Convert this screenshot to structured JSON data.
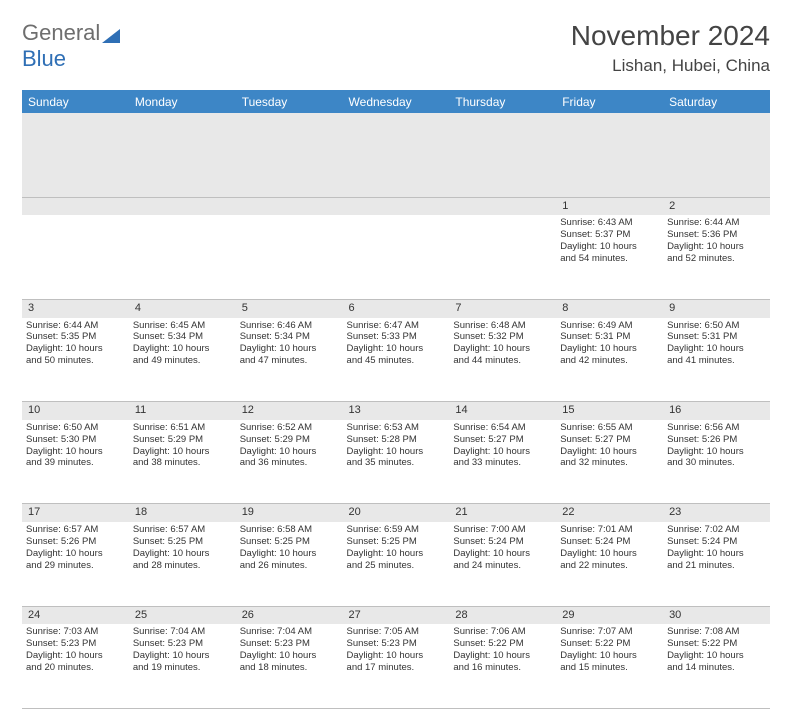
{
  "logo": {
    "part1": "General",
    "part2": "Blue"
  },
  "title": "November 2024",
  "location": "Lishan, Hubei, China",
  "colors": {
    "header_bg": "#3d86c6",
    "header_fg": "#ffffff",
    "daynum_bg": "#e8e8e8",
    "row_divider": "#3d86c6",
    "text": "#333333",
    "logo_gray": "#6e6e6e",
    "logo_blue": "#2f6fb5"
  },
  "weekdays": [
    "Sunday",
    "Monday",
    "Tuesday",
    "Wednesday",
    "Thursday",
    "Friday",
    "Saturday"
  ],
  "weeks": [
    {
      "nums": [
        "",
        "",
        "",
        "",
        "",
        "1",
        "2"
      ],
      "cells": [
        null,
        null,
        null,
        null,
        null,
        {
          "sunrise": "Sunrise: 6:43 AM",
          "sunset": "Sunset: 5:37 PM",
          "day1": "Daylight: 10 hours",
          "day2": "and 54 minutes."
        },
        {
          "sunrise": "Sunrise: 6:44 AM",
          "sunset": "Sunset: 5:36 PM",
          "day1": "Daylight: 10 hours",
          "day2": "and 52 minutes."
        }
      ]
    },
    {
      "nums": [
        "3",
        "4",
        "5",
        "6",
        "7",
        "8",
        "9"
      ],
      "cells": [
        {
          "sunrise": "Sunrise: 6:44 AM",
          "sunset": "Sunset: 5:35 PM",
          "day1": "Daylight: 10 hours",
          "day2": "and 50 minutes."
        },
        {
          "sunrise": "Sunrise: 6:45 AM",
          "sunset": "Sunset: 5:34 PM",
          "day1": "Daylight: 10 hours",
          "day2": "and 49 minutes."
        },
        {
          "sunrise": "Sunrise: 6:46 AM",
          "sunset": "Sunset: 5:34 PM",
          "day1": "Daylight: 10 hours",
          "day2": "and 47 minutes."
        },
        {
          "sunrise": "Sunrise: 6:47 AM",
          "sunset": "Sunset: 5:33 PM",
          "day1": "Daylight: 10 hours",
          "day2": "and 45 minutes."
        },
        {
          "sunrise": "Sunrise: 6:48 AM",
          "sunset": "Sunset: 5:32 PM",
          "day1": "Daylight: 10 hours",
          "day2": "and 44 minutes."
        },
        {
          "sunrise": "Sunrise: 6:49 AM",
          "sunset": "Sunset: 5:31 PM",
          "day1": "Daylight: 10 hours",
          "day2": "and 42 minutes."
        },
        {
          "sunrise": "Sunrise: 6:50 AM",
          "sunset": "Sunset: 5:31 PM",
          "day1": "Daylight: 10 hours",
          "day2": "and 41 minutes."
        }
      ]
    },
    {
      "nums": [
        "10",
        "11",
        "12",
        "13",
        "14",
        "15",
        "16"
      ],
      "cells": [
        {
          "sunrise": "Sunrise: 6:50 AM",
          "sunset": "Sunset: 5:30 PM",
          "day1": "Daylight: 10 hours",
          "day2": "and 39 minutes."
        },
        {
          "sunrise": "Sunrise: 6:51 AM",
          "sunset": "Sunset: 5:29 PM",
          "day1": "Daylight: 10 hours",
          "day2": "and 38 minutes."
        },
        {
          "sunrise": "Sunrise: 6:52 AM",
          "sunset": "Sunset: 5:29 PM",
          "day1": "Daylight: 10 hours",
          "day2": "and 36 minutes."
        },
        {
          "sunrise": "Sunrise: 6:53 AM",
          "sunset": "Sunset: 5:28 PM",
          "day1": "Daylight: 10 hours",
          "day2": "and 35 minutes."
        },
        {
          "sunrise": "Sunrise: 6:54 AM",
          "sunset": "Sunset: 5:27 PM",
          "day1": "Daylight: 10 hours",
          "day2": "and 33 minutes."
        },
        {
          "sunrise": "Sunrise: 6:55 AM",
          "sunset": "Sunset: 5:27 PM",
          "day1": "Daylight: 10 hours",
          "day2": "and 32 minutes."
        },
        {
          "sunrise": "Sunrise: 6:56 AM",
          "sunset": "Sunset: 5:26 PM",
          "day1": "Daylight: 10 hours",
          "day2": "and 30 minutes."
        }
      ]
    },
    {
      "nums": [
        "17",
        "18",
        "19",
        "20",
        "21",
        "22",
        "23"
      ],
      "cells": [
        {
          "sunrise": "Sunrise: 6:57 AM",
          "sunset": "Sunset: 5:26 PM",
          "day1": "Daylight: 10 hours",
          "day2": "and 29 minutes."
        },
        {
          "sunrise": "Sunrise: 6:57 AM",
          "sunset": "Sunset: 5:25 PM",
          "day1": "Daylight: 10 hours",
          "day2": "and 28 minutes."
        },
        {
          "sunrise": "Sunrise: 6:58 AM",
          "sunset": "Sunset: 5:25 PM",
          "day1": "Daylight: 10 hours",
          "day2": "and 26 minutes."
        },
        {
          "sunrise": "Sunrise: 6:59 AM",
          "sunset": "Sunset: 5:25 PM",
          "day1": "Daylight: 10 hours",
          "day2": "and 25 minutes."
        },
        {
          "sunrise": "Sunrise: 7:00 AM",
          "sunset": "Sunset: 5:24 PM",
          "day1": "Daylight: 10 hours",
          "day2": "and 24 minutes."
        },
        {
          "sunrise": "Sunrise: 7:01 AM",
          "sunset": "Sunset: 5:24 PM",
          "day1": "Daylight: 10 hours",
          "day2": "and 22 minutes."
        },
        {
          "sunrise": "Sunrise: 7:02 AM",
          "sunset": "Sunset: 5:24 PM",
          "day1": "Daylight: 10 hours",
          "day2": "and 21 minutes."
        }
      ]
    },
    {
      "nums": [
        "24",
        "25",
        "26",
        "27",
        "28",
        "29",
        "30"
      ],
      "cells": [
        {
          "sunrise": "Sunrise: 7:03 AM",
          "sunset": "Sunset: 5:23 PM",
          "day1": "Daylight: 10 hours",
          "day2": "and 20 minutes."
        },
        {
          "sunrise": "Sunrise: 7:04 AM",
          "sunset": "Sunset: 5:23 PM",
          "day1": "Daylight: 10 hours",
          "day2": "and 19 minutes."
        },
        {
          "sunrise": "Sunrise: 7:04 AM",
          "sunset": "Sunset: 5:23 PM",
          "day1": "Daylight: 10 hours",
          "day2": "and 18 minutes."
        },
        {
          "sunrise": "Sunrise: 7:05 AM",
          "sunset": "Sunset: 5:23 PM",
          "day1": "Daylight: 10 hours",
          "day2": "and 17 minutes."
        },
        {
          "sunrise": "Sunrise: 7:06 AM",
          "sunset": "Sunset: 5:22 PM",
          "day1": "Daylight: 10 hours",
          "day2": "and 16 minutes."
        },
        {
          "sunrise": "Sunrise: 7:07 AM",
          "sunset": "Sunset: 5:22 PM",
          "day1": "Daylight: 10 hours",
          "day2": "and 15 minutes."
        },
        {
          "sunrise": "Sunrise: 7:08 AM",
          "sunset": "Sunset: 5:22 PM",
          "day1": "Daylight: 10 hours",
          "day2": "and 14 minutes."
        }
      ]
    }
  ]
}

> What you have to do
From the records given above, reproduce all text exactly and exclude each picture.

> Correct response
Convert this screenshot to structured JSON data.
{
  "logo": {
    "part1": "General",
    "part2": "Blue"
  },
  "title": "November 2024",
  "location": "Lishan, Hubei, China",
  "colors": {
    "header_bg": "#3d86c6",
    "header_fg": "#ffffff",
    "daynum_bg": "#e8e8e8",
    "row_divider": "#3d86c6",
    "text": "#333333",
    "logo_gray": "#6e6e6e",
    "logo_blue": "#2f6fb5"
  },
  "weekdays": [
    "Sunday",
    "Monday",
    "Tuesday",
    "Wednesday",
    "Thursday",
    "Friday",
    "Saturday"
  ],
  "weeks": [
    {
      "nums": [
        "",
        "",
        "",
        "",
        "",
        "1",
        "2"
      ],
      "cells": [
        null,
        null,
        null,
        null,
        null,
        {
          "sunrise": "Sunrise: 6:43 AM",
          "sunset": "Sunset: 5:37 PM",
          "day1": "Daylight: 10 hours",
          "day2": "and 54 minutes."
        },
        {
          "sunrise": "Sunrise: 6:44 AM",
          "sunset": "Sunset: 5:36 PM",
          "day1": "Daylight: 10 hours",
          "day2": "and 52 minutes."
        }
      ]
    },
    {
      "nums": [
        "3",
        "4",
        "5",
        "6",
        "7",
        "8",
        "9"
      ],
      "cells": [
        {
          "sunrise": "Sunrise: 6:44 AM",
          "sunset": "Sunset: 5:35 PM",
          "day1": "Daylight: 10 hours",
          "day2": "and 50 minutes."
        },
        {
          "sunrise": "Sunrise: 6:45 AM",
          "sunset": "Sunset: 5:34 PM",
          "day1": "Daylight: 10 hours",
          "day2": "and 49 minutes."
        },
        {
          "sunrise": "Sunrise: 6:46 AM",
          "sunset": "Sunset: 5:34 PM",
          "day1": "Daylight: 10 hours",
          "day2": "and 47 minutes."
        },
        {
          "sunrise": "Sunrise: 6:47 AM",
          "sunset": "Sunset: 5:33 PM",
          "day1": "Daylight: 10 hours",
          "day2": "and 45 minutes."
        },
        {
          "sunrise": "Sunrise: 6:48 AM",
          "sunset": "Sunset: 5:32 PM",
          "day1": "Daylight: 10 hours",
          "day2": "and 44 minutes."
        },
        {
          "sunrise": "Sunrise: 6:49 AM",
          "sunset": "Sunset: 5:31 PM",
          "day1": "Daylight: 10 hours",
          "day2": "and 42 minutes."
        },
        {
          "sunrise": "Sunrise: 6:50 AM",
          "sunset": "Sunset: 5:31 PM",
          "day1": "Daylight: 10 hours",
          "day2": "and 41 minutes."
        }
      ]
    },
    {
      "nums": [
        "10",
        "11",
        "12",
        "13",
        "14",
        "15",
        "16"
      ],
      "cells": [
        {
          "sunrise": "Sunrise: 6:50 AM",
          "sunset": "Sunset: 5:30 PM",
          "day1": "Daylight: 10 hours",
          "day2": "and 39 minutes."
        },
        {
          "sunrise": "Sunrise: 6:51 AM",
          "sunset": "Sunset: 5:29 PM",
          "day1": "Daylight: 10 hours",
          "day2": "and 38 minutes."
        },
        {
          "sunrise": "Sunrise: 6:52 AM",
          "sunset": "Sunset: 5:29 PM",
          "day1": "Daylight: 10 hours",
          "day2": "and 36 minutes."
        },
        {
          "sunrise": "Sunrise: 6:53 AM",
          "sunset": "Sunset: 5:28 PM",
          "day1": "Daylight: 10 hours",
          "day2": "and 35 minutes."
        },
        {
          "sunrise": "Sunrise: 6:54 AM",
          "sunset": "Sunset: 5:27 PM",
          "day1": "Daylight: 10 hours",
          "day2": "and 33 minutes."
        },
        {
          "sunrise": "Sunrise: 6:55 AM",
          "sunset": "Sunset: 5:27 PM",
          "day1": "Daylight: 10 hours",
          "day2": "and 32 minutes."
        },
        {
          "sunrise": "Sunrise: 6:56 AM",
          "sunset": "Sunset: 5:26 PM",
          "day1": "Daylight: 10 hours",
          "day2": "and 30 minutes."
        }
      ]
    },
    {
      "nums": [
        "17",
        "18",
        "19",
        "20",
        "21",
        "22",
        "23"
      ],
      "cells": [
        {
          "sunrise": "Sunrise: 6:57 AM",
          "sunset": "Sunset: 5:26 PM",
          "day1": "Daylight: 10 hours",
          "day2": "and 29 minutes."
        },
        {
          "sunrise": "Sunrise: 6:57 AM",
          "sunset": "Sunset: 5:25 PM",
          "day1": "Daylight: 10 hours",
          "day2": "and 28 minutes."
        },
        {
          "sunrise": "Sunrise: 6:58 AM",
          "sunset": "Sunset: 5:25 PM",
          "day1": "Daylight: 10 hours",
          "day2": "and 26 minutes."
        },
        {
          "sunrise": "Sunrise: 6:59 AM",
          "sunset": "Sunset: 5:25 PM",
          "day1": "Daylight: 10 hours",
          "day2": "and 25 minutes."
        },
        {
          "sunrise": "Sunrise: 7:00 AM",
          "sunset": "Sunset: 5:24 PM",
          "day1": "Daylight: 10 hours",
          "day2": "and 24 minutes."
        },
        {
          "sunrise": "Sunrise: 7:01 AM",
          "sunset": "Sunset: 5:24 PM",
          "day1": "Daylight: 10 hours",
          "day2": "and 22 minutes."
        },
        {
          "sunrise": "Sunrise: 7:02 AM",
          "sunset": "Sunset: 5:24 PM",
          "day1": "Daylight: 10 hours",
          "day2": "and 21 minutes."
        }
      ]
    },
    {
      "nums": [
        "24",
        "25",
        "26",
        "27",
        "28",
        "29",
        "30"
      ],
      "cells": [
        {
          "sunrise": "Sunrise: 7:03 AM",
          "sunset": "Sunset: 5:23 PM",
          "day1": "Daylight: 10 hours",
          "day2": "and 20 minutes."
        },
        {
          "sunrise": "Sunrise: 7:04 AM",
          "sunset": "Sunset: 5:23 PM",
          "day1": "Daylight: 10 hours",
          "day2": "and 19 minutes."
        },
        {
          "sunrise": "Sunrise: 7:04 AM",
          "sunset": "Sunset: 5:23 PM",
          "day1": "Daylight: 10 hours",
          "day2": "and 18 minutes."
        },
        {
          "sunrise": "Sunrise: 7:05 AM",
          "sunset": "Sunset: 5:23 PM",
          "day1": "Daylight: 10 hours",
          "day2": "and 17 minutes."
        },
        {
          "sunrise": "Sunrise: 7:06 AM",
          "sunset": "Sunset: 5:22 PM",
          "day1": "Daylight: 10 hours",
          "day2": "and 16 minutes."
        },
        {
          "sunrise": "Sunrise: 7:07 AM",
          "sunset": "Sunset: 5:22 PM",
          "day1": "Daylight: 10 hours",
          "day2": "and 15 minutes."
        },
        {
          "sunrise": "Sunrise: 7:08 AM",
          "sunset": "Sunset: 5:22 PM",
          "day1": "Daylight: 10 hours",
          "day2": "and 14 minutes."
        }
      ]
    }
  ]
}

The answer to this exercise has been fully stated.